= Set task =
Count how many lines include "meta" and answer with that number only.

= Stored rows =
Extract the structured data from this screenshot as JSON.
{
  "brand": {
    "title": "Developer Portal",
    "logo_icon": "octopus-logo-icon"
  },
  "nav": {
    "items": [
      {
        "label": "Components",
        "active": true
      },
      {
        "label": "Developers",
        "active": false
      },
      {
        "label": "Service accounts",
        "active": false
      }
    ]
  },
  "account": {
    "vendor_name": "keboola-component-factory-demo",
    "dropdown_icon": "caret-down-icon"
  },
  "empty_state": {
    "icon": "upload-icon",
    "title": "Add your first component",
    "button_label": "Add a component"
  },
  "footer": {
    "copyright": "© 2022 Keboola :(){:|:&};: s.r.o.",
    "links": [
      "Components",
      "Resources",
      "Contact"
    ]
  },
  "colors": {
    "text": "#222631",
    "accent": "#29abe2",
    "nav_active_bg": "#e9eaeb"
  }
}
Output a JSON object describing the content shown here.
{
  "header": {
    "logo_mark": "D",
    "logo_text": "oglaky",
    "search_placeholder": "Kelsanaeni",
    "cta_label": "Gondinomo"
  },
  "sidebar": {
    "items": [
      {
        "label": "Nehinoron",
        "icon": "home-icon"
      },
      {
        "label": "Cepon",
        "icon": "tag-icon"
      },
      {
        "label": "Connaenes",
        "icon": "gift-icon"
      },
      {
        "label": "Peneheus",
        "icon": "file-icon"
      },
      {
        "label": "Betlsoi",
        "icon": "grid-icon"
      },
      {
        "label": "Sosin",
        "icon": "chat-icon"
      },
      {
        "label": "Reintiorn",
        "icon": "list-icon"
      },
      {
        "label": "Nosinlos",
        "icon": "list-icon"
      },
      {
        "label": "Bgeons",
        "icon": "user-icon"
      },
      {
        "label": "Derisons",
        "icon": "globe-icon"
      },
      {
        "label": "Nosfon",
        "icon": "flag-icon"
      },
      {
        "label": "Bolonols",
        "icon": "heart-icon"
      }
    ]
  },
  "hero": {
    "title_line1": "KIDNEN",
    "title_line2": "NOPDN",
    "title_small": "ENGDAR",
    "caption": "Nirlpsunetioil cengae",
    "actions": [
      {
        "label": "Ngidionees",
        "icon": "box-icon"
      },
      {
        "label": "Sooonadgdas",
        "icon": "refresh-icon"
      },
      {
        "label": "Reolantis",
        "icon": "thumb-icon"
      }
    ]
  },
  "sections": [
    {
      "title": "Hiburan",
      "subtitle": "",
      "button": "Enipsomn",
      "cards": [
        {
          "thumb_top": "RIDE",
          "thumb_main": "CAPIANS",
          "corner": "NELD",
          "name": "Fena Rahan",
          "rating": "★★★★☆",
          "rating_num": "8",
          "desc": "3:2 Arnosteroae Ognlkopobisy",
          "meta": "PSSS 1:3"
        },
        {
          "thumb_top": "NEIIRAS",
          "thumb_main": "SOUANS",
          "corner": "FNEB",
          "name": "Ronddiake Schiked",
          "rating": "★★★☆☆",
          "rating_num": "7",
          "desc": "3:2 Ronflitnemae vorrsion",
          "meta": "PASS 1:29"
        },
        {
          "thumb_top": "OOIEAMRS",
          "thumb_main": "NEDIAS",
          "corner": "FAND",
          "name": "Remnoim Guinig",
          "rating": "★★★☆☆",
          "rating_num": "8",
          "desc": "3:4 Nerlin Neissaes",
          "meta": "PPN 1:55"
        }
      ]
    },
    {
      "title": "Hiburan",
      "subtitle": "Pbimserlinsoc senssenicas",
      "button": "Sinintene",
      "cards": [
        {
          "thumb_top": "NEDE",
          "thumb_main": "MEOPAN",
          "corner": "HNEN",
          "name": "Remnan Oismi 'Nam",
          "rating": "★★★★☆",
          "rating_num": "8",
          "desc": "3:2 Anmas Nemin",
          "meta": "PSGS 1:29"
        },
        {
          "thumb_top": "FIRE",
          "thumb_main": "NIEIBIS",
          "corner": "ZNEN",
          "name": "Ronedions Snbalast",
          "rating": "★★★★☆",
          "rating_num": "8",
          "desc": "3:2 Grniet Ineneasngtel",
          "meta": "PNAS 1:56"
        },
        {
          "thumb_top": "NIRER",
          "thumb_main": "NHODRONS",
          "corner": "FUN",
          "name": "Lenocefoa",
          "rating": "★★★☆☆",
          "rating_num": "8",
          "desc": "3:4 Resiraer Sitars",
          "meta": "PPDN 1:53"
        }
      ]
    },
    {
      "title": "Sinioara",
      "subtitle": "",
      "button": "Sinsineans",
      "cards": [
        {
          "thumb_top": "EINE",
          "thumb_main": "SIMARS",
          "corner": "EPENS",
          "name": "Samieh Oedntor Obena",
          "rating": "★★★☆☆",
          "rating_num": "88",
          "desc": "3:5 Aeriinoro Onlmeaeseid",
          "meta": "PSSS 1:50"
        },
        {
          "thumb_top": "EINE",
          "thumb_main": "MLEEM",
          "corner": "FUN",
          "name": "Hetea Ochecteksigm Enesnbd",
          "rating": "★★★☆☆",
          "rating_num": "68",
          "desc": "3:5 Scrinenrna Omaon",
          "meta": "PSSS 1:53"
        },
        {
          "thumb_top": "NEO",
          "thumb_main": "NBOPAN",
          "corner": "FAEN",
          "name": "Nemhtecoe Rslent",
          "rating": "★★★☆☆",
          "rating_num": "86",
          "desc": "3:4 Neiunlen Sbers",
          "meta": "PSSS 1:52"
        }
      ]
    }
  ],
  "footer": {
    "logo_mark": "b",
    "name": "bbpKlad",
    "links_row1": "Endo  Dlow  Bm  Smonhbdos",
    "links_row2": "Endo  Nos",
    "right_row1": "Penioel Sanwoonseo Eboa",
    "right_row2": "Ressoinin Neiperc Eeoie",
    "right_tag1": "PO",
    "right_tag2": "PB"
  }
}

= Task result =
9